_Job_
Count how many lines include "making" and answer with that number only.

^^^^

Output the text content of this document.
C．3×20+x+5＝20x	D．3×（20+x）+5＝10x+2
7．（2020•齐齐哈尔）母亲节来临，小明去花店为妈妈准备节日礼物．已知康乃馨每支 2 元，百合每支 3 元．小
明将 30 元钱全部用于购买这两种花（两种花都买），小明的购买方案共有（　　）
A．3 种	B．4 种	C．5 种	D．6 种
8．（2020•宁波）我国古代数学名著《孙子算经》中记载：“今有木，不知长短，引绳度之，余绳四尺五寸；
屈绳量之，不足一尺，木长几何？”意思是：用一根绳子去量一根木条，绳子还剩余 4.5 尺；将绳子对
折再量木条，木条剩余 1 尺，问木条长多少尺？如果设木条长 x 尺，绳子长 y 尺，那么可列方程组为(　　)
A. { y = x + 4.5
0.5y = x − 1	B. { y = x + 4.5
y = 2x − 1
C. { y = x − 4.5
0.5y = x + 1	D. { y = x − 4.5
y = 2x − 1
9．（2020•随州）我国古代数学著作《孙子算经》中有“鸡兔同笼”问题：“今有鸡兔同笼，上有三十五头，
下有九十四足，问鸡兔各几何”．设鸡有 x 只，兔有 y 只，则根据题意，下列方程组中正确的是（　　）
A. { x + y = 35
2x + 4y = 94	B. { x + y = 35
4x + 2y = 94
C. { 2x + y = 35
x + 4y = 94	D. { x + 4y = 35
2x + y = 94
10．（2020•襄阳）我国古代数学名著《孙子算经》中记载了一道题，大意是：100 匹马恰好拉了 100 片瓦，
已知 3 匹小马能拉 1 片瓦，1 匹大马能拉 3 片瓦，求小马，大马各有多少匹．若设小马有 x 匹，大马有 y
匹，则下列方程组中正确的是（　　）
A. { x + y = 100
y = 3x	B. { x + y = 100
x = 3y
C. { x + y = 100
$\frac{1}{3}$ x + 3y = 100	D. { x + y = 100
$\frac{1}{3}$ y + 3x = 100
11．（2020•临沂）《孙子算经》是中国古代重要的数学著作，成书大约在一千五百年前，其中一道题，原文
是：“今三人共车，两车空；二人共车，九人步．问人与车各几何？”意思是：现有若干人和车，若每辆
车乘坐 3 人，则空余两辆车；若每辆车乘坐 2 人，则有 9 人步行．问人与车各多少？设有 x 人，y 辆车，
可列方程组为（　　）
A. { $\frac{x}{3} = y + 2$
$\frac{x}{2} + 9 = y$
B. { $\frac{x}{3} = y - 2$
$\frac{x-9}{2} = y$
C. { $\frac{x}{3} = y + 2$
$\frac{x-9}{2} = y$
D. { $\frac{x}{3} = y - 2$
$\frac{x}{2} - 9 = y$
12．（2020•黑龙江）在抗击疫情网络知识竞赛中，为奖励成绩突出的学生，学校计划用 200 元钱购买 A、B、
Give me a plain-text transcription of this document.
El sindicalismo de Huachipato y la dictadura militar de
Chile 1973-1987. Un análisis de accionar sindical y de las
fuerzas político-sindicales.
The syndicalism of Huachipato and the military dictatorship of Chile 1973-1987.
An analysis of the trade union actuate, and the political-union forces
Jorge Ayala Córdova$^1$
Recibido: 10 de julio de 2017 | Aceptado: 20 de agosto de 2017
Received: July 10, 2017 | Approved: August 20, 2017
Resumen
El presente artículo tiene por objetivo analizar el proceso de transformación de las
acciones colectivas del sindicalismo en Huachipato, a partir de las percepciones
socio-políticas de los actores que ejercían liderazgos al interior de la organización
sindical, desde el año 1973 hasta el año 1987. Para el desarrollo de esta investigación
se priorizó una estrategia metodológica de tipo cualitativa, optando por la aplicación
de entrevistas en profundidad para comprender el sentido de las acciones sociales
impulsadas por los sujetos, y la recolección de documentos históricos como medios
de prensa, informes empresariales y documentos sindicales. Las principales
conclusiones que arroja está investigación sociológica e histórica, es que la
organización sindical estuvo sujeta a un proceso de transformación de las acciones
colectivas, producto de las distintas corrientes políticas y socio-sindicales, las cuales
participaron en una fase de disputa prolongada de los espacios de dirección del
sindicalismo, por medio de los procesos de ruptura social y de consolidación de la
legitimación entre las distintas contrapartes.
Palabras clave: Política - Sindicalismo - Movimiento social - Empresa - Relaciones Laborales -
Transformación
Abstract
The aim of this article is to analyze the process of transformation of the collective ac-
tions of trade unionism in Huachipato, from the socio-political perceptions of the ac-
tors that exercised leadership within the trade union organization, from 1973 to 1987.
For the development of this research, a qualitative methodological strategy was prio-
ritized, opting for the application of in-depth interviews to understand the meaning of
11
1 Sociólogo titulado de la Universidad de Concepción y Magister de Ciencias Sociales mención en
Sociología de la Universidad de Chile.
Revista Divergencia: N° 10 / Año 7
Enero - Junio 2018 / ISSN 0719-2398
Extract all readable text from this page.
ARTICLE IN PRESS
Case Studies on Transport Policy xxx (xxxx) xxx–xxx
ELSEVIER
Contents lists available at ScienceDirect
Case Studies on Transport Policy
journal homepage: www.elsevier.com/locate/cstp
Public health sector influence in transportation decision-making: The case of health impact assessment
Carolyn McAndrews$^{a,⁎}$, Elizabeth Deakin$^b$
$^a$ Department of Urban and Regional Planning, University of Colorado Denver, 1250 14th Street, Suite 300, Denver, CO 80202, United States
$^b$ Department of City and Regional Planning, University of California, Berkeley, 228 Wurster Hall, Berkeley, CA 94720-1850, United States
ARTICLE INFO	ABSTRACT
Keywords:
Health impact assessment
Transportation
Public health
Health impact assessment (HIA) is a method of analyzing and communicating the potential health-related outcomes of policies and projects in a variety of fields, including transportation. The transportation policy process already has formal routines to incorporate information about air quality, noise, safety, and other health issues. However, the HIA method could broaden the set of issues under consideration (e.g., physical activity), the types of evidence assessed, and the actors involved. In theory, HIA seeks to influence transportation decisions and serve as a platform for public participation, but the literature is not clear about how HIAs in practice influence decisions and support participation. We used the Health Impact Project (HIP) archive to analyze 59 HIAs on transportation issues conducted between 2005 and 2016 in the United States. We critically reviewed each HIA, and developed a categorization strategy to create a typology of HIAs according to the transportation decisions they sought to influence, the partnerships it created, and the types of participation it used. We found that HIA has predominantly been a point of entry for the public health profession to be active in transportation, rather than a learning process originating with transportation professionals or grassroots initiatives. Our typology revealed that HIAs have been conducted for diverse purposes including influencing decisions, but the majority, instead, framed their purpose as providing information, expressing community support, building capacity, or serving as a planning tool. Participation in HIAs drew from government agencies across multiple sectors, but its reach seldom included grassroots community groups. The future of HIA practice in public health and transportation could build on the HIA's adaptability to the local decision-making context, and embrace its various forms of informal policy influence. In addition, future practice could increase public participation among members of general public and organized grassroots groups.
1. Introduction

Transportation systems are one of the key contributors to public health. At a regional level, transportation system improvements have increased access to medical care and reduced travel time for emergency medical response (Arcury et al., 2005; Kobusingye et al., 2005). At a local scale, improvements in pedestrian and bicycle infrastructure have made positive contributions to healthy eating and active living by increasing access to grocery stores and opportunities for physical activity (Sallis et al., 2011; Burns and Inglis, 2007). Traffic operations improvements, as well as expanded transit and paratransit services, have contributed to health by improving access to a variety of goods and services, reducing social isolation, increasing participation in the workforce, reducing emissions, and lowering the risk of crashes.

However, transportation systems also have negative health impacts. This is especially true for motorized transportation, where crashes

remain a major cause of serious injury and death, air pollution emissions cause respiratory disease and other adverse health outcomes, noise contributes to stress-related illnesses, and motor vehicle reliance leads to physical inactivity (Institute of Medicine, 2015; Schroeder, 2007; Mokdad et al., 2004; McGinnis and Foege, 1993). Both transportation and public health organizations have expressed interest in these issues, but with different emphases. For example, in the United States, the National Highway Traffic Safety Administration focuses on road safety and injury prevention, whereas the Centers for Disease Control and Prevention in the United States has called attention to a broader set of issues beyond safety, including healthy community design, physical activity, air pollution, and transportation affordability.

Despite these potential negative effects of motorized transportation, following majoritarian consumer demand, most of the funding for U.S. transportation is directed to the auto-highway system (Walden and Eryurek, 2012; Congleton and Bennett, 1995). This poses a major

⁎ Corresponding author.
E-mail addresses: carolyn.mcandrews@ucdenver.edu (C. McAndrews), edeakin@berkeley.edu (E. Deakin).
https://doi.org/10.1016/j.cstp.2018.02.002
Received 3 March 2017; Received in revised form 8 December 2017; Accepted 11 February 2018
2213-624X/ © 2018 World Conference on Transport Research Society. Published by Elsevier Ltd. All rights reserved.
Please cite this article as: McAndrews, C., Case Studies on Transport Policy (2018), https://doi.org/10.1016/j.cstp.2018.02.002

^^^^

_Exercise output_
2